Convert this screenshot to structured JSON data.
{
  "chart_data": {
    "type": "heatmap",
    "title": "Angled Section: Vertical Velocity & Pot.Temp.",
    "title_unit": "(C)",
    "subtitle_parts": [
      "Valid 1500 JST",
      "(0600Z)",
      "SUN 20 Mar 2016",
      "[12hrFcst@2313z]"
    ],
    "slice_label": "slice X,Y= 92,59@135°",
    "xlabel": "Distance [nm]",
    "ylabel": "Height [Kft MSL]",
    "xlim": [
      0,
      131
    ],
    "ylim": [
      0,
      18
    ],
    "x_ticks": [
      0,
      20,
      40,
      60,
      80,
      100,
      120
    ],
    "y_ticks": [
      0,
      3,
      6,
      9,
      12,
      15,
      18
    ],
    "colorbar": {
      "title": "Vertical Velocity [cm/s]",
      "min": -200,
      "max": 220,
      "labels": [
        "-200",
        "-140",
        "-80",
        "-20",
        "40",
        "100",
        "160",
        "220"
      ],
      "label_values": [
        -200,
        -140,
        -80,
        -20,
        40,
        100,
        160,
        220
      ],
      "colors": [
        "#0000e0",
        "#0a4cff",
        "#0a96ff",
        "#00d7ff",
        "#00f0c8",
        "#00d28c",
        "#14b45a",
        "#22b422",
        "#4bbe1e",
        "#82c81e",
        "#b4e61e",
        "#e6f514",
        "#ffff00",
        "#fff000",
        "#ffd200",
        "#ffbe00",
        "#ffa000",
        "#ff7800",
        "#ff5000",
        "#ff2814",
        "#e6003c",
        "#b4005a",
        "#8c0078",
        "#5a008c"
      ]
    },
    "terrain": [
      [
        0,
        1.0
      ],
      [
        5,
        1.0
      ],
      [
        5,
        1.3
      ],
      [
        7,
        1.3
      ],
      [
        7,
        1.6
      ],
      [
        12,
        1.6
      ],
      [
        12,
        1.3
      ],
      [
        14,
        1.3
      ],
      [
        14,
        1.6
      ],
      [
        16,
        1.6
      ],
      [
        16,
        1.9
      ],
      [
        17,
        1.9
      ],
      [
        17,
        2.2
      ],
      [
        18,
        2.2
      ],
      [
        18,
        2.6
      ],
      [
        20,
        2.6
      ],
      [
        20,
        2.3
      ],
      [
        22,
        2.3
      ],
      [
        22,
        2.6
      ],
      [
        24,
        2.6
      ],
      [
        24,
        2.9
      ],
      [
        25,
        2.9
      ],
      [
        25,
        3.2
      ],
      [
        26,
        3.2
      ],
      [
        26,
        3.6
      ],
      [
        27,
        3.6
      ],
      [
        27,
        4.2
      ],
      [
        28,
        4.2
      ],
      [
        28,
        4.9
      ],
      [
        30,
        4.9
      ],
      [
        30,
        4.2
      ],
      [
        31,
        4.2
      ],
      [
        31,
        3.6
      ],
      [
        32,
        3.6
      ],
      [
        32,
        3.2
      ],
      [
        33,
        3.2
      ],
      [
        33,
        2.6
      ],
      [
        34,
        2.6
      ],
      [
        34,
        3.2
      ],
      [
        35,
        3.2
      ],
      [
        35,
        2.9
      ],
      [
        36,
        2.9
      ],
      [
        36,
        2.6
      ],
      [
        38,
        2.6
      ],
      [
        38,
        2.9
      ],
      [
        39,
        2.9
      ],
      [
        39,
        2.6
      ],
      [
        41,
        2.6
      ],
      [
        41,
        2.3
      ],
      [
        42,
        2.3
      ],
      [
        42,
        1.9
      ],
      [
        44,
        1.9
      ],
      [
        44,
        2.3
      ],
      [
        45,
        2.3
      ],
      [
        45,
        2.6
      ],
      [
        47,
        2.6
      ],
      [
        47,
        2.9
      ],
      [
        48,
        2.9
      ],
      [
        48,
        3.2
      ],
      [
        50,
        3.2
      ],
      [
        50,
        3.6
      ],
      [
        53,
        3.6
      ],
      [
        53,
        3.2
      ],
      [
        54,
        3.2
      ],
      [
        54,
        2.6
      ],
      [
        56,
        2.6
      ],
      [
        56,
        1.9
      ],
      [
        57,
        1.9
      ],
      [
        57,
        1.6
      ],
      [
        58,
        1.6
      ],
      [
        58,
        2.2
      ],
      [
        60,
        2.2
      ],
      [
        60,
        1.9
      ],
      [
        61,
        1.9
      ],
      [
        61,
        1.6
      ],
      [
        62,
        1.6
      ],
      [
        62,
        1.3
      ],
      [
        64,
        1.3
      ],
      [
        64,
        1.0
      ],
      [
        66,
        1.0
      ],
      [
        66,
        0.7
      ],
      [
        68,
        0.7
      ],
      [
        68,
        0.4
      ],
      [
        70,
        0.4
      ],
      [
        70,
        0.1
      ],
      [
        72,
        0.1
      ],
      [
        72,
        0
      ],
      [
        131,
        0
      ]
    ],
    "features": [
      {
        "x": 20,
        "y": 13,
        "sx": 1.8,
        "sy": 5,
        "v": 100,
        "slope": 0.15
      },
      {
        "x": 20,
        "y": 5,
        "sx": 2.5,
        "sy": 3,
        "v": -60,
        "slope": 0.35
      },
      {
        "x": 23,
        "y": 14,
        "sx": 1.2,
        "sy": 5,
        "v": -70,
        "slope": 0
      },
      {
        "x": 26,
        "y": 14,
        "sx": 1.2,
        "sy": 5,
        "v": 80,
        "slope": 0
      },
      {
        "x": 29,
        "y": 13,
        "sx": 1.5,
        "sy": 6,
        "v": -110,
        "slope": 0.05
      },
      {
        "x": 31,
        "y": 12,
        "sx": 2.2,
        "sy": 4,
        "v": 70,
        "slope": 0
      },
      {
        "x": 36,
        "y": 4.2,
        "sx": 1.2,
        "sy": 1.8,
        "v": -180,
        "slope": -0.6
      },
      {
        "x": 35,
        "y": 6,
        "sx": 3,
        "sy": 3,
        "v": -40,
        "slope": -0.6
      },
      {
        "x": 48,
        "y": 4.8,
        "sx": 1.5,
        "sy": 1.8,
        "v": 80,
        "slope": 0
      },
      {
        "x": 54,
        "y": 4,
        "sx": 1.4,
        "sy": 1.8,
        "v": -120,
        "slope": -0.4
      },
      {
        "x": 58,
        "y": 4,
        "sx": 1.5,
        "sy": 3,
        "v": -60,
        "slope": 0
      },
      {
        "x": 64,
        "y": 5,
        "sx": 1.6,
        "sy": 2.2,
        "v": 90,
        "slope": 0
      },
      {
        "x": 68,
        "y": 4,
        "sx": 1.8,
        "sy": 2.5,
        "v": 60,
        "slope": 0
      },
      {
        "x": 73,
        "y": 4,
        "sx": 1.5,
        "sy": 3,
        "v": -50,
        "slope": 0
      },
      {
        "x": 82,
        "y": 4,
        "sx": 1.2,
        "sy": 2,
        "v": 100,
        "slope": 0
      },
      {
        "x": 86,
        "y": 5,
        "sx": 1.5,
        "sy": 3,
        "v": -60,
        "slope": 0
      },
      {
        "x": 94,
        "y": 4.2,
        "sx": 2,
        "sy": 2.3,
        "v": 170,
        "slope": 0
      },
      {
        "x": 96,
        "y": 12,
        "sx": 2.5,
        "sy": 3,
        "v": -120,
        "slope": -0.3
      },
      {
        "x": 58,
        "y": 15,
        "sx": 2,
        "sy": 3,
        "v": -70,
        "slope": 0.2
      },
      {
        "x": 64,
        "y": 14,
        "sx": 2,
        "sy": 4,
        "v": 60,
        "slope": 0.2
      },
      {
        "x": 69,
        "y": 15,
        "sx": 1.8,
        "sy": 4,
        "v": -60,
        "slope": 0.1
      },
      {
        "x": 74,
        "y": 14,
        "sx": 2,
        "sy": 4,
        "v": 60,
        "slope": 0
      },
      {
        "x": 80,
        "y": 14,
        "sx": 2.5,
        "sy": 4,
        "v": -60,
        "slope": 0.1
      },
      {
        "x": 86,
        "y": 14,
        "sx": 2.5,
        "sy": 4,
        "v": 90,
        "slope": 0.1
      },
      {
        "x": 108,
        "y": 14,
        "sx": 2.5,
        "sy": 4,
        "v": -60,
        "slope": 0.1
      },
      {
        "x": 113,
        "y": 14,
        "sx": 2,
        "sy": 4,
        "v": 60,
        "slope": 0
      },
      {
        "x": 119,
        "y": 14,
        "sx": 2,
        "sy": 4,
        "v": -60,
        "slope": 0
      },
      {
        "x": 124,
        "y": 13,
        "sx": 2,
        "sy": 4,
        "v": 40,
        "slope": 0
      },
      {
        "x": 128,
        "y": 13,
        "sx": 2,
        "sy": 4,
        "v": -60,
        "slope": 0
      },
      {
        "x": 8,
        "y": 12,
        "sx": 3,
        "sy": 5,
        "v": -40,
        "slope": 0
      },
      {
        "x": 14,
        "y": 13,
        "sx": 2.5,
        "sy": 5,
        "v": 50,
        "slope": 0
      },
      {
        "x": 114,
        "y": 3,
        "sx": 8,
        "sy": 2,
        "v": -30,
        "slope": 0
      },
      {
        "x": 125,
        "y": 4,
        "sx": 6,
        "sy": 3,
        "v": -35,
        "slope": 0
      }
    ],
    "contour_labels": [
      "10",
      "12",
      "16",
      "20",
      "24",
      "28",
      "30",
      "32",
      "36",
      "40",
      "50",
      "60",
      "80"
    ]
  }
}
__________________________________________________
#### [EXERCISE]
Which lines contain "Velocity"? Copy each of them out.

#### [THE ANSWER]
    "title": "Angled Section: Vertical Velocity & Pot.Temp.",
      "title": "Vertical Velocity [cm/s]",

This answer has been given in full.